◆ Task to complete
In the records below, pick out all lines containing the word "Hsiao".

## BEGIN

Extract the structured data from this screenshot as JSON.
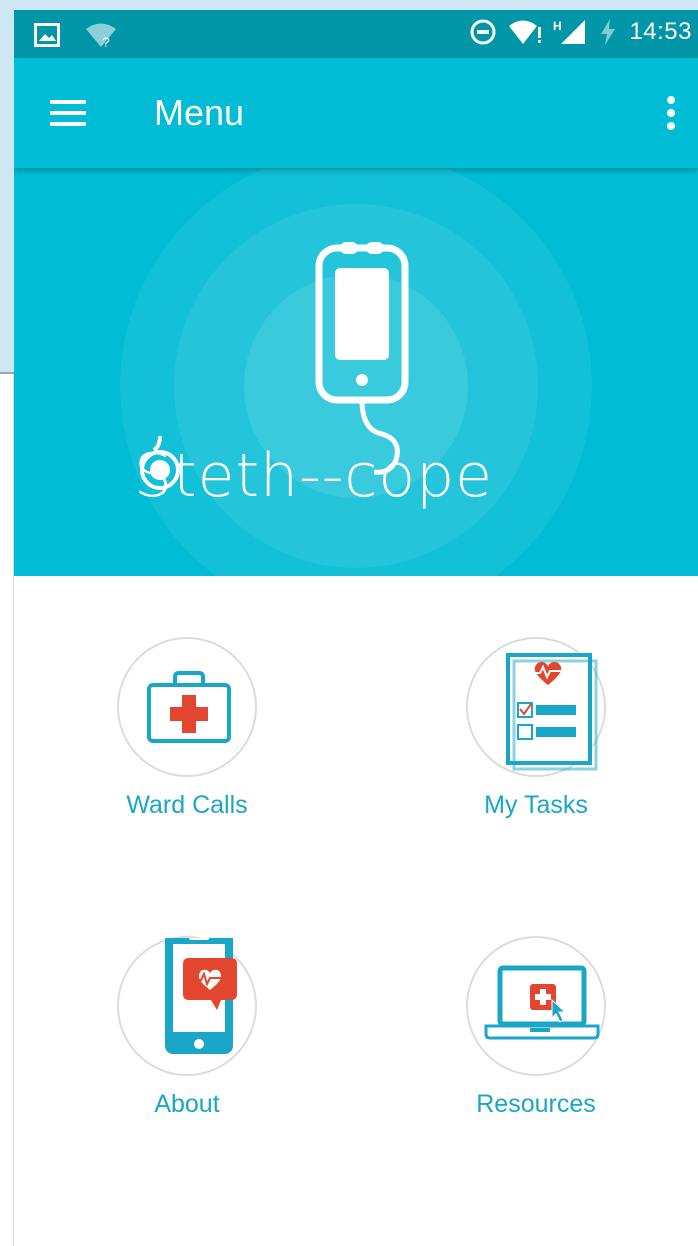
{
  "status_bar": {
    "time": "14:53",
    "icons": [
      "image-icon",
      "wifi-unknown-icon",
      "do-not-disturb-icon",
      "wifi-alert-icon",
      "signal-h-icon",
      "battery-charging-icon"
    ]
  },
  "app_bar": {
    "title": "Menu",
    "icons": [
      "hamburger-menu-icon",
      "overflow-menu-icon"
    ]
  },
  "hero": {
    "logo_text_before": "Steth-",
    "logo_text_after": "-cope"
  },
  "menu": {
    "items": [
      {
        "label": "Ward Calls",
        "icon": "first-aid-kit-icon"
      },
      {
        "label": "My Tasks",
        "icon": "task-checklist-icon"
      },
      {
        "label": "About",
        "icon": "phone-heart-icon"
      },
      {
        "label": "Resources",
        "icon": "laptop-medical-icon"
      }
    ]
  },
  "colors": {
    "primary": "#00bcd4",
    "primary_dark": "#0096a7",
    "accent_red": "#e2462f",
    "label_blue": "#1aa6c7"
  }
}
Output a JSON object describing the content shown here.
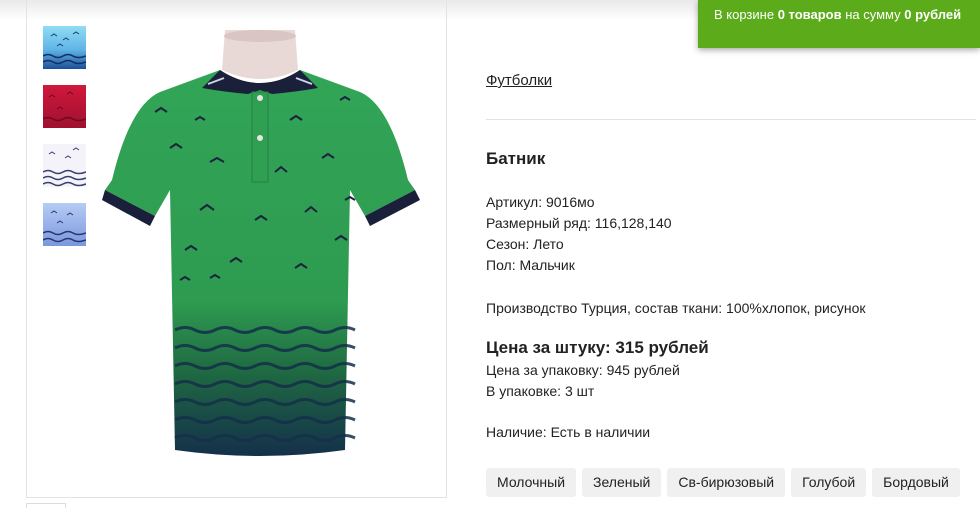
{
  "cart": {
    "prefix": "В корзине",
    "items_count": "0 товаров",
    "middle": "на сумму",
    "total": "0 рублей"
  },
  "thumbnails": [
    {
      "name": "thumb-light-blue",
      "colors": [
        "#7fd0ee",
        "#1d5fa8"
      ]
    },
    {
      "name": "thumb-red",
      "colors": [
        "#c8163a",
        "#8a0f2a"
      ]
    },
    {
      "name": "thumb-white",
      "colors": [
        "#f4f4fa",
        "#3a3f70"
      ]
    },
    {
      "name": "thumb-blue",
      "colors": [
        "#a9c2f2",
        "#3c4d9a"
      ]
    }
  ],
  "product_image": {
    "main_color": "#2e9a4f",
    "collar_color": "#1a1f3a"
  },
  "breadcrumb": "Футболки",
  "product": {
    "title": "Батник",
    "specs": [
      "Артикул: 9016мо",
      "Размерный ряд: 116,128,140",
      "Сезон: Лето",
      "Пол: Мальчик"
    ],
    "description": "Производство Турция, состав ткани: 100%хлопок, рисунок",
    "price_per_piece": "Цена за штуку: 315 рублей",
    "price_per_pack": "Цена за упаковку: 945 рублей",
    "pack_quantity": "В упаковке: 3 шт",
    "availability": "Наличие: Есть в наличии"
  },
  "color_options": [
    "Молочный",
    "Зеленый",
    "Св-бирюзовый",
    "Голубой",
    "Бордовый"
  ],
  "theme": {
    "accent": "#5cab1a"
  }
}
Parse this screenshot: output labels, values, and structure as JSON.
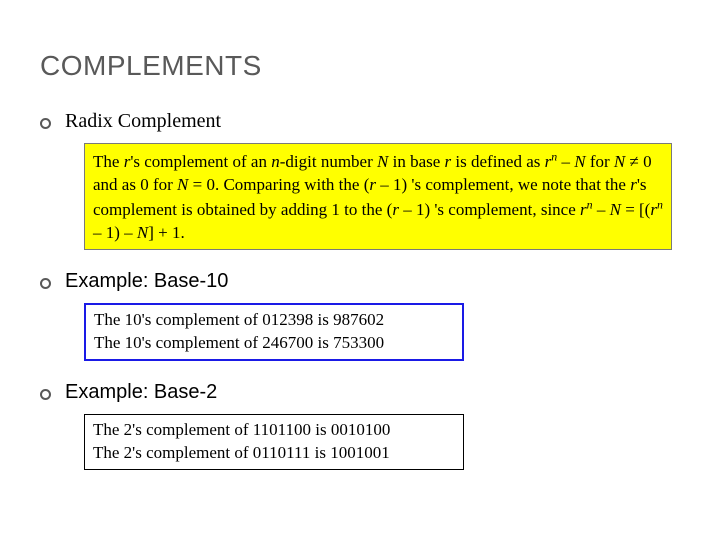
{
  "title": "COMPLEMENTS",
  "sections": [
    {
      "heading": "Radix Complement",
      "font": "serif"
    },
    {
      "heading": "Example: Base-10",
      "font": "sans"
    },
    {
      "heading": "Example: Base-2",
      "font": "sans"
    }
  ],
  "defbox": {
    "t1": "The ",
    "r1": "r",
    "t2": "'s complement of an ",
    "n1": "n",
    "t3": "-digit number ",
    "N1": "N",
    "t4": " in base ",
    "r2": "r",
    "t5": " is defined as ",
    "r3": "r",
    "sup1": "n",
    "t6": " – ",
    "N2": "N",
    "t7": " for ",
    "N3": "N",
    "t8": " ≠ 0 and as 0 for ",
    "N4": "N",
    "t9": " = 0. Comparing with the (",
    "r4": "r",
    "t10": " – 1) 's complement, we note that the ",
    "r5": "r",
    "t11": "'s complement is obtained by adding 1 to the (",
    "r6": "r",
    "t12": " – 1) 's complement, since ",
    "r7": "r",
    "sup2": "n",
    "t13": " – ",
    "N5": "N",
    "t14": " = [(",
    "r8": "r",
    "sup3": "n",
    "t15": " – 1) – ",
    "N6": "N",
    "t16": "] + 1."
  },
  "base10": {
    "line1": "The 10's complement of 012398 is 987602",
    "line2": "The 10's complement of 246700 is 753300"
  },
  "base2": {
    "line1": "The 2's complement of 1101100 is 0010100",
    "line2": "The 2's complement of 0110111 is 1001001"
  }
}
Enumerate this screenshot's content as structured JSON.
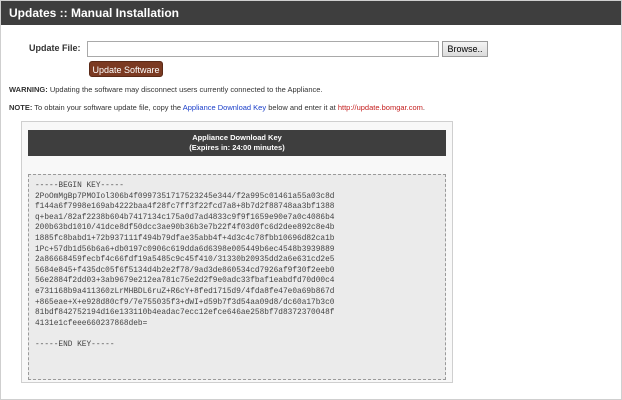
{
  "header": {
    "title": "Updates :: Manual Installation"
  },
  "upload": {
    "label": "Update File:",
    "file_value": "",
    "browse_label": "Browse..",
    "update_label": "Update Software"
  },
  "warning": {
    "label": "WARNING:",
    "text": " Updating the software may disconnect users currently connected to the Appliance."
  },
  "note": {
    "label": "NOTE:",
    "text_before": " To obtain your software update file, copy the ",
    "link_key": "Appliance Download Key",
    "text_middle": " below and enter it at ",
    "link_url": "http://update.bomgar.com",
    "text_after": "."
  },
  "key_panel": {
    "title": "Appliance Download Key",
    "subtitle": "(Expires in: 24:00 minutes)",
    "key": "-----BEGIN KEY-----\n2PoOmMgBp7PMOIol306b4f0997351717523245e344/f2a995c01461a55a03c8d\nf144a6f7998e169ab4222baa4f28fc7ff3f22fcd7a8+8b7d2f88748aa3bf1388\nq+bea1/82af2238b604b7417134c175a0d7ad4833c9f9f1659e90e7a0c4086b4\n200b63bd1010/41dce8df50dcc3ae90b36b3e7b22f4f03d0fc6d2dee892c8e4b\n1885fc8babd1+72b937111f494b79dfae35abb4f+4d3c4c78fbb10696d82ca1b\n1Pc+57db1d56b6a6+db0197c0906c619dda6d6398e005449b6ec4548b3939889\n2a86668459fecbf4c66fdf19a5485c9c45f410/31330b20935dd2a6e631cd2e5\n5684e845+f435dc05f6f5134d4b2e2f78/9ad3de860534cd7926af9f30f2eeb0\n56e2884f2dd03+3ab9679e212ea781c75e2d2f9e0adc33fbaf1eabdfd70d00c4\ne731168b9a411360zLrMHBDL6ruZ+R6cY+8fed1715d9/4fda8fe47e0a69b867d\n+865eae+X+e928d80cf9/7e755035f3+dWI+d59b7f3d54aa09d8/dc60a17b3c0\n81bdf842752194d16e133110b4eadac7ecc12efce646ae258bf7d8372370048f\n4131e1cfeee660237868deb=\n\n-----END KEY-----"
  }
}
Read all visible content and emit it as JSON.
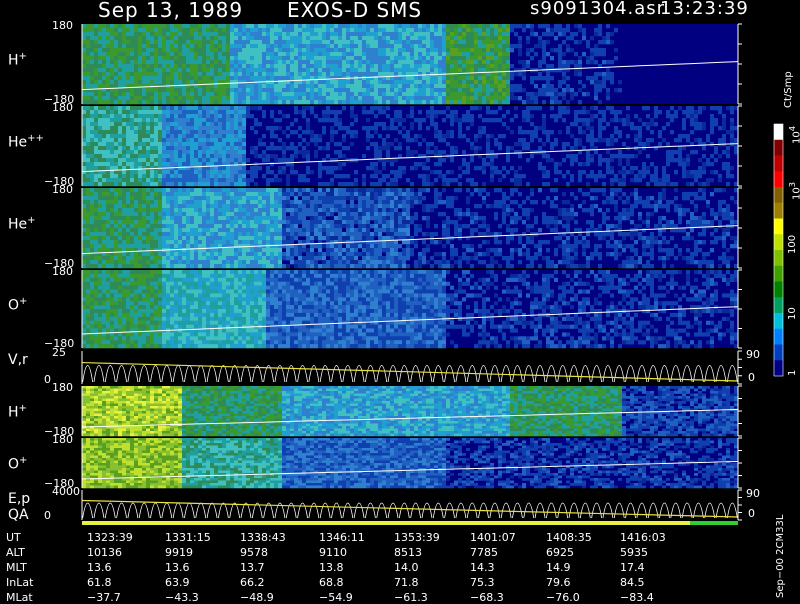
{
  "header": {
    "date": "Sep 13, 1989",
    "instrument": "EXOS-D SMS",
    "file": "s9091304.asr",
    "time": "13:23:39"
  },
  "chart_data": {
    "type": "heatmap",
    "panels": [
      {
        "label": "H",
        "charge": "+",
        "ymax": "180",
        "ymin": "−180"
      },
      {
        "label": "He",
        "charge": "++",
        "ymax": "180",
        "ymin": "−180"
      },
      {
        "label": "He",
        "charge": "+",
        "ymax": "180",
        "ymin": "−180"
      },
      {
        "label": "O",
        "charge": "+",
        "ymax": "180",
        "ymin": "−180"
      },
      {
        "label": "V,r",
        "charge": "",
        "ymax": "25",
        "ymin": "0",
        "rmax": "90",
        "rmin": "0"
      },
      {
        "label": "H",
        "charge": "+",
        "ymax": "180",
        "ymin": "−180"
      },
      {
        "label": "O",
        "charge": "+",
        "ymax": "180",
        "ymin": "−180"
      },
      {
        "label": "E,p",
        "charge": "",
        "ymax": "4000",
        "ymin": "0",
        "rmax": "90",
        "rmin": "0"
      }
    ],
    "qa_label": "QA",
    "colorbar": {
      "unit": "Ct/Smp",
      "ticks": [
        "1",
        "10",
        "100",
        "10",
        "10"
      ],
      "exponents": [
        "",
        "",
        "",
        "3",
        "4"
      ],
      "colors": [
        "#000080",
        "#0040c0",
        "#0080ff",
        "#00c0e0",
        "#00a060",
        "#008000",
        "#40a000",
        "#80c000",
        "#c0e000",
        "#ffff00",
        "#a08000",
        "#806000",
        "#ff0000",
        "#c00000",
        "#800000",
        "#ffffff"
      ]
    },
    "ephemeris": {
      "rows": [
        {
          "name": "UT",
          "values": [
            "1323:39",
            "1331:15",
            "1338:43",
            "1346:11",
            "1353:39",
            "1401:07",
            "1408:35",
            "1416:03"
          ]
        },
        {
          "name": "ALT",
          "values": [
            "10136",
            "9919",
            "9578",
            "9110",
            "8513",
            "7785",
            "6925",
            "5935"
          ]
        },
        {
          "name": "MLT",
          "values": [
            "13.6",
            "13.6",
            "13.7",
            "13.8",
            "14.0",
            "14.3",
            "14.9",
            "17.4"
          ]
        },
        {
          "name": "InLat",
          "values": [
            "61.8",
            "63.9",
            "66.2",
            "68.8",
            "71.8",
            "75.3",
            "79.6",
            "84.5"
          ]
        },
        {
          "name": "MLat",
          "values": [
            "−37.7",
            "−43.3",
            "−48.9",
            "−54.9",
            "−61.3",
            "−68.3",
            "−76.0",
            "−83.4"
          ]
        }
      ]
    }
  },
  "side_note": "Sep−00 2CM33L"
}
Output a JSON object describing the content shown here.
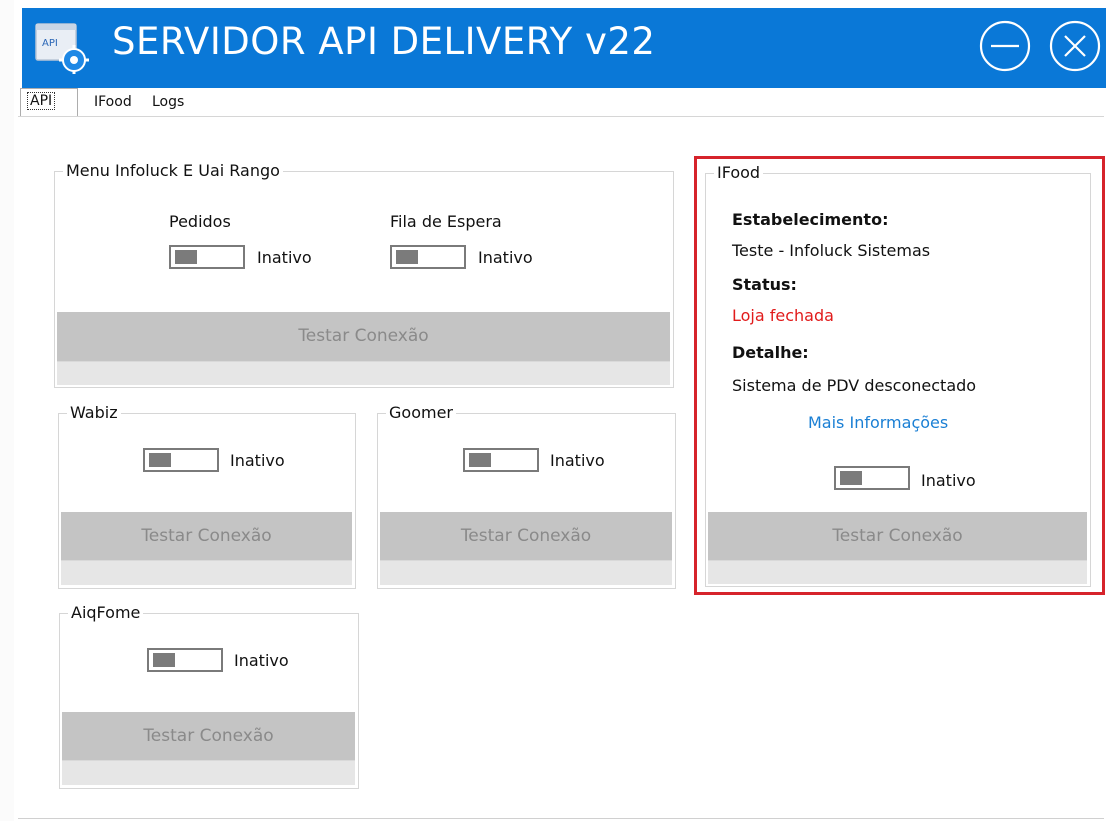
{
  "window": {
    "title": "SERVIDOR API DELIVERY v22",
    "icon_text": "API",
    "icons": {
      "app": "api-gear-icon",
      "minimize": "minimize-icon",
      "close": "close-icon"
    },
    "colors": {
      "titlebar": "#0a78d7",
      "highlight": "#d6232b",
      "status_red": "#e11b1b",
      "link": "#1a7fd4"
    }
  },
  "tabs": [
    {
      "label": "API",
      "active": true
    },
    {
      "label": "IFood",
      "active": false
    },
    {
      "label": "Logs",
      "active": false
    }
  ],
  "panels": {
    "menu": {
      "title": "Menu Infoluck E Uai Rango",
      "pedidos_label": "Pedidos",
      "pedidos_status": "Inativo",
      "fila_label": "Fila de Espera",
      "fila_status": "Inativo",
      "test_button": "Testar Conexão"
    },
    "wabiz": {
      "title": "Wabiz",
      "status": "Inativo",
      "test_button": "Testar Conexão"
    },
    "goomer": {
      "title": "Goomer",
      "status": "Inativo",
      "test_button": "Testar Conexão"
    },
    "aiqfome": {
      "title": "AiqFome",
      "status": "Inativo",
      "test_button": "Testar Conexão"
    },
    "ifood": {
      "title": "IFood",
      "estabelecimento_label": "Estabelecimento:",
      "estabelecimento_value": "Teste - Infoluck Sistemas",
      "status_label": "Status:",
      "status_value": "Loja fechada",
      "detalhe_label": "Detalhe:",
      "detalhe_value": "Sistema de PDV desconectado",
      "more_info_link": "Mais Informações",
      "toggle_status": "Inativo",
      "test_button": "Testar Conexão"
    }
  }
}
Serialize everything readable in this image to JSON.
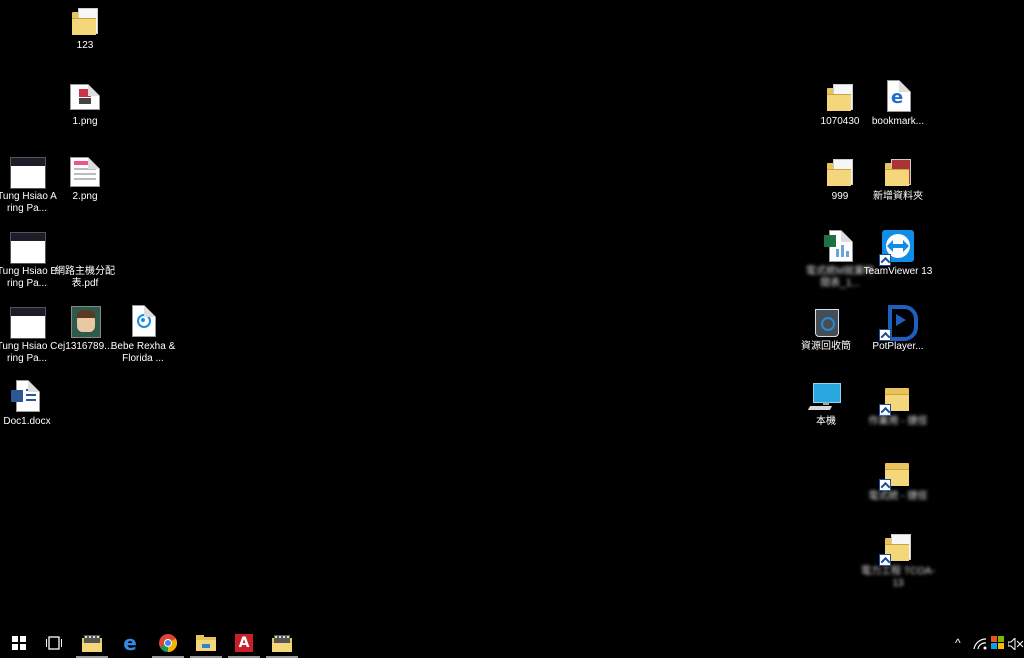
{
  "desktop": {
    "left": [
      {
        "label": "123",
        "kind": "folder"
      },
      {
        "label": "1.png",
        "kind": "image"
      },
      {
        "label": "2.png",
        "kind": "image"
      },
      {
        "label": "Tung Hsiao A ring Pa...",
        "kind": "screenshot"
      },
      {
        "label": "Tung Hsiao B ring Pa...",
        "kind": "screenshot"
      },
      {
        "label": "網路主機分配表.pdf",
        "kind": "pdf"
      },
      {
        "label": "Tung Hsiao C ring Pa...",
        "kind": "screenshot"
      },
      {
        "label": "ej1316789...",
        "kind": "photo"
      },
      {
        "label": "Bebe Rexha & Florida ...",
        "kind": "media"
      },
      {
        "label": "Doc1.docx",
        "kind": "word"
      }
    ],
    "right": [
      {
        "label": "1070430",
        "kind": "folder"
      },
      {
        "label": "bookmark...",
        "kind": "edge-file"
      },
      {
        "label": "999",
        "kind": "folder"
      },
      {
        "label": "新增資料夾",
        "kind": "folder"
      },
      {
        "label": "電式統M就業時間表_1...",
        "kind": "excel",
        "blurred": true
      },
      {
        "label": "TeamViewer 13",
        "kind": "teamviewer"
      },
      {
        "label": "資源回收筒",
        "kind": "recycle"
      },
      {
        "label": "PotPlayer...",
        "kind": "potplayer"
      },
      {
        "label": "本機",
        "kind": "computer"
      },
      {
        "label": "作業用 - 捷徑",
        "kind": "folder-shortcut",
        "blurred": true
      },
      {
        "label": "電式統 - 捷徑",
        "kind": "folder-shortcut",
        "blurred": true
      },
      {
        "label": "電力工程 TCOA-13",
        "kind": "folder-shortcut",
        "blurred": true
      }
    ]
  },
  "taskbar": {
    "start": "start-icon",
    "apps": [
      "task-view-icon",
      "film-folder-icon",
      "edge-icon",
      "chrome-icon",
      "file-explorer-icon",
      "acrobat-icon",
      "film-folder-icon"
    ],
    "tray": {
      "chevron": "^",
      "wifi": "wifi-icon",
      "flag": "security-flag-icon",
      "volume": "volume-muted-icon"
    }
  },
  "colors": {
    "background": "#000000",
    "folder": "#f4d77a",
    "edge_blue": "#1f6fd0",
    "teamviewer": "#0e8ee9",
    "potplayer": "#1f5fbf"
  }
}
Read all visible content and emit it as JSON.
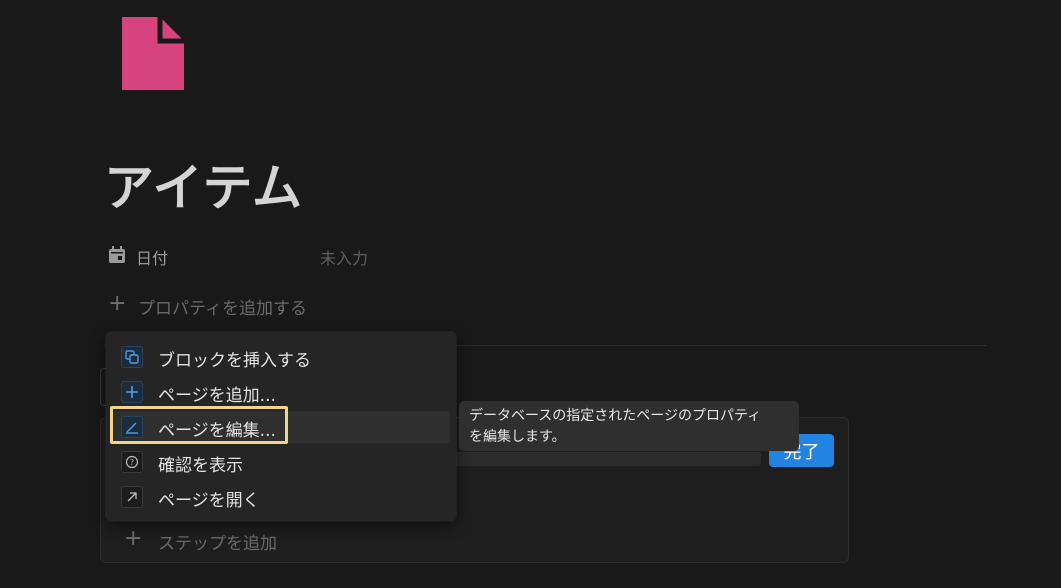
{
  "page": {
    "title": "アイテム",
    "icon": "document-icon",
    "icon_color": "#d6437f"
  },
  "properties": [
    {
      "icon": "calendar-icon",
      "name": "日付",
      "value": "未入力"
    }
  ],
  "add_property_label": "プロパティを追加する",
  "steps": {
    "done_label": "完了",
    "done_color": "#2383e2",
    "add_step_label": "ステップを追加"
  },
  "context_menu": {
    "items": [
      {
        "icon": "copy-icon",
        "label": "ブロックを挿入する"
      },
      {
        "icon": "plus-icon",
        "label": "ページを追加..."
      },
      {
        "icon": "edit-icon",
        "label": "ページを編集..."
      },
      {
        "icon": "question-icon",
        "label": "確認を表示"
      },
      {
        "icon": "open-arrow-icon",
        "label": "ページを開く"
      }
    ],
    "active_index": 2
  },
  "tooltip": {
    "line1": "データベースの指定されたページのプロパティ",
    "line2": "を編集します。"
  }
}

## END

◆ Reply to the exercise
        "label": "Tung Hsiao A ring Pa...",
        "label": "Tung Hsiao B ring Pa...",
        "label": "Tung Hsiao C ring Pa...",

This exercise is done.